▼
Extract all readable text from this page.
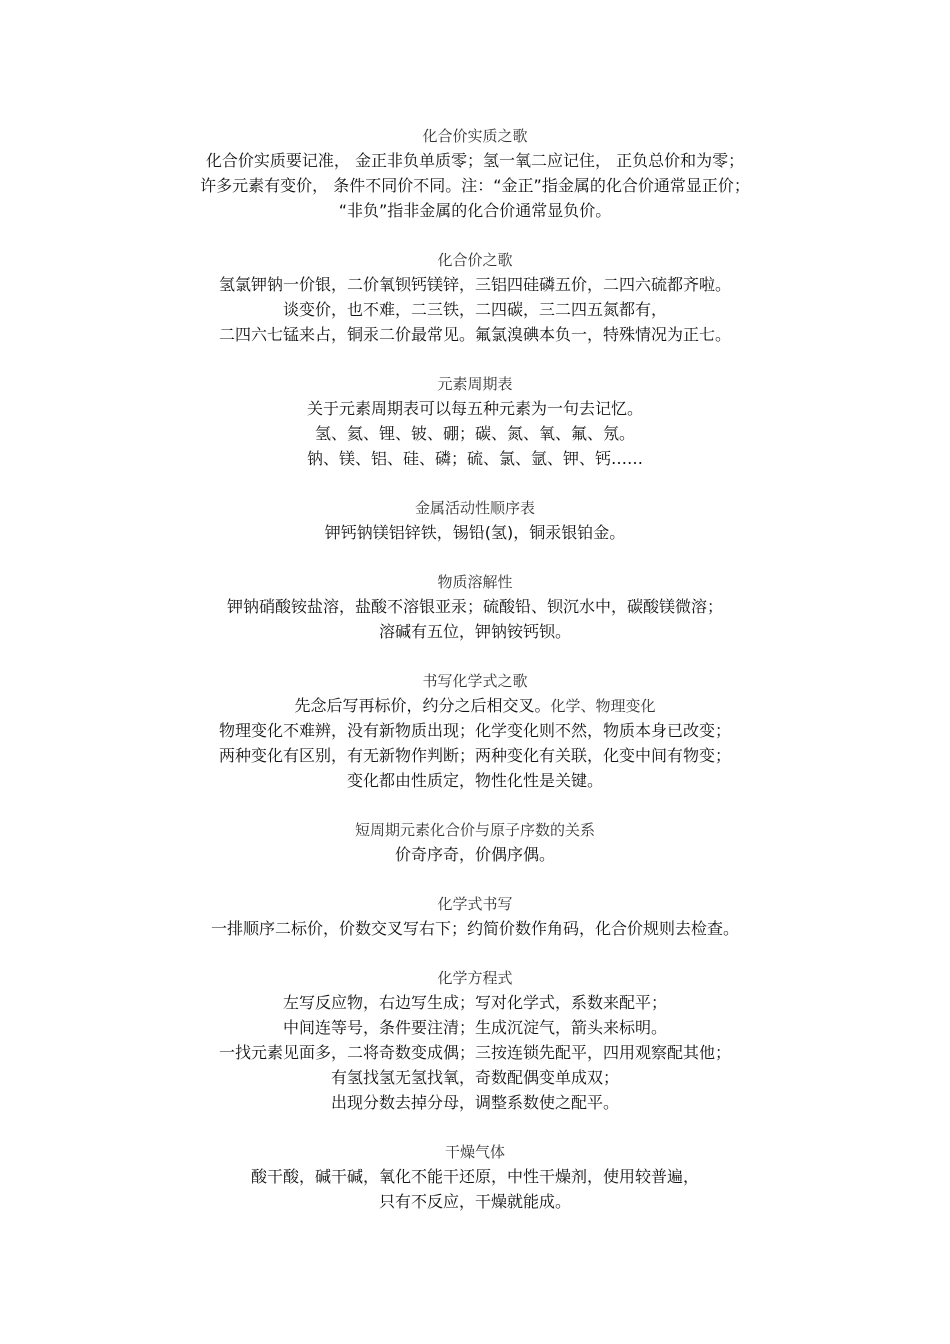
化合价实质之歌
化合价实质要记准， 金正非负单质零；氢一氧二应记住， 正负总价和为零；
许多元素有变价， 条件不同价不同。注：“金正”指金属的化合价通常显正价；
“非负”指非金属的化合价通常显负价。
化合价之歌
氢氯钾钠一价银，二价氧钡钙镁锌，三铝四硅磷五价，二四六硫都齐啦。
谈变价，也不难，二三铁，二四碳，三二四五氮都有，
二四六七锰来占，铜汞二价最常见。氟氯溴碘本负一，特殊情况为正七。
元素周期表
关于元素周期表可以每五种元素为一句去记忆。
氢、氦、锂、铍、硼；碳、氮、氧、氟、氖。
钠、镁、铝、硅、磷；硫、氯、氩、钾、钙……
金属活动性顺序表
钾钙钠镁铝锌铁，锡铅(氢)，铜汞银铂金。
物质溶解性
钾钠硝酸铵盐溶，盐酸不溶银亚汞；硫酸铅、钡沉水中，碳酸镁微溶；
溶碱有五位，钾钠铵钙钡。
书写化学式之歌
先念后写再标价，约分之后相交叉。化学、物理变化
物理变化不难辨，没有新物质出现；化学变化则不然，物质本身已改变；
两种变化有区别，有无新物作判断；两种变化有关联，化变中间有物变；
变化都由性质定，物性化性是关键。
短周期元素化合价与原子序数的关系
价奇序奇，价偶序偶。
化学式书写
一排顺序二标价，价数交叉写右下；约简价数作角码，化合价规则去检查。
化学方程式
左写反应物，右边写生成；写对化学式，系数来配平；
中间连等号，条件要注清；生成沉淀气，箭头来标明。
一找元素见面多，二将奇数变成偶；三按连锁先配平，四用观察配其他；
有氢找氢无氢找氧，奇数配偶变单成双；
出现分数去掉分母，调整系数使之配平。
干燥气体
酸干酸，碱干碱，氧化不能干还原，中性干燥剂，使用较普遍，
只有不反应，干燥就能成。
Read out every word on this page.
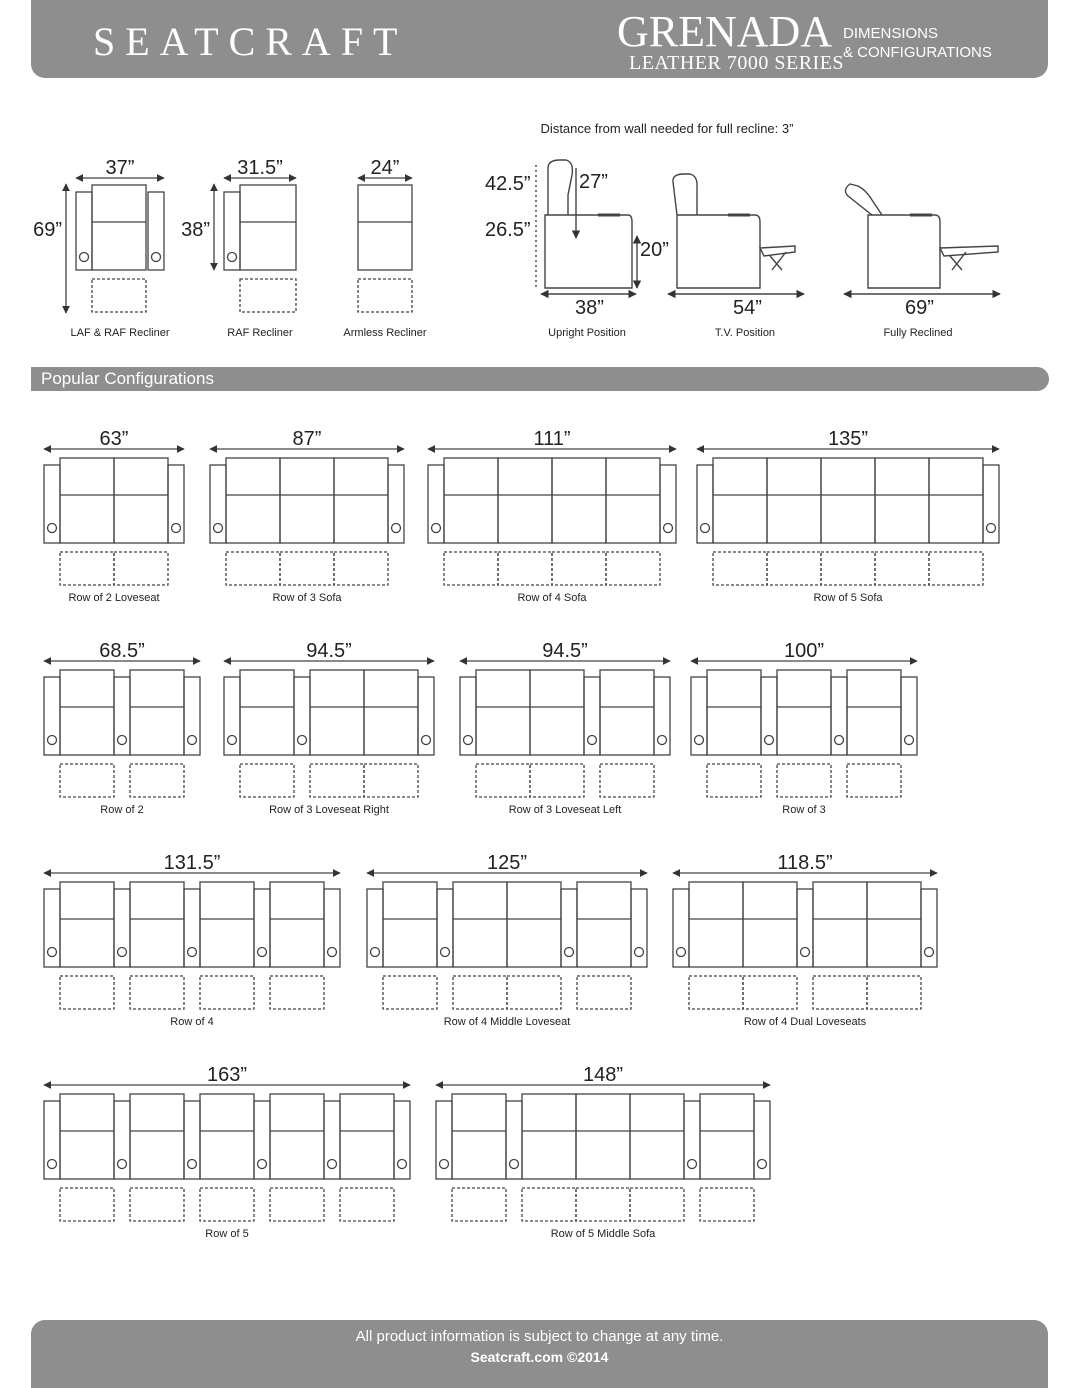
SEATCRAFT	GRENADA
LEATHER 7000 SERIES
DIMENSIONS
& CONFIGURATIONS
37”
69”
LAF & RAF Recliner
31.5”
38”
RAF Recliner
24”
Armless Recliner
Distance from wall needed for full recline: 3”
42.5” 27”
26.5”
20”
38”
Upright Position
54”
T.V. Position
69”
Fully Reclined
63”
Row of 2 Loveseat
87”
Row of 3 Sofa
111”
Row of 4 Sofa
135”
Row of 5 Sofa
68.5”
Row of 2
94.5”
Row of 3 Loveseat Right
94.5”
Row of 3 Loveseat Left
100”
Row of 3
131.5”
Row of 4
125”
Row of 4 Middle Loveseat
118.5”
Row of 4 Dual Loveseats
163”
Row of 5
148”
Row of 5 Middle Sofa
Popular Configurations
All product information is subject to change at any time.
Seatcraft.com ©2014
▲
» Exercise
Quote verbatim every line starting at the line that contains "Read out every word on this page." and ending with the last line of the records; omit all pictures.

» Written response
Read out every word on this page.
SEATCRAFT	GRENADA
LEATHER 7000 SERIES
DIMENSIONS
& CONFIGURATIONS
37”
69”
LAF & RAF Recliner
31.5”
38”
RAF Recliner
24”
Armless Recliner
Distance from wall needed for full recline: 3”
42.5” 27”
26.5”
20”
38”
Upright Position
54”
T.V. Position
69”
Fully Reclined
63”
Row of 2 Loveseat
87”
Row of 3 Sofa
111”
Row of 4 Sofa
135”
Row of 5 Sofa
68.5”
Row of 2
94.5”
Row of 3 Loveseat Right
94.5”
Row of 3 Loveseat Left
100”
Row of 3
131.5”
Row of 4
125”
Row of 4 Middle Loveseat
118.5”
Row of 4 Dual Loveseats
163”
Row of 5
148”
Row of 5 Middle Sofa
Popular Configurations
All product information is subject to change at any time.
Seatcraft.com ©2014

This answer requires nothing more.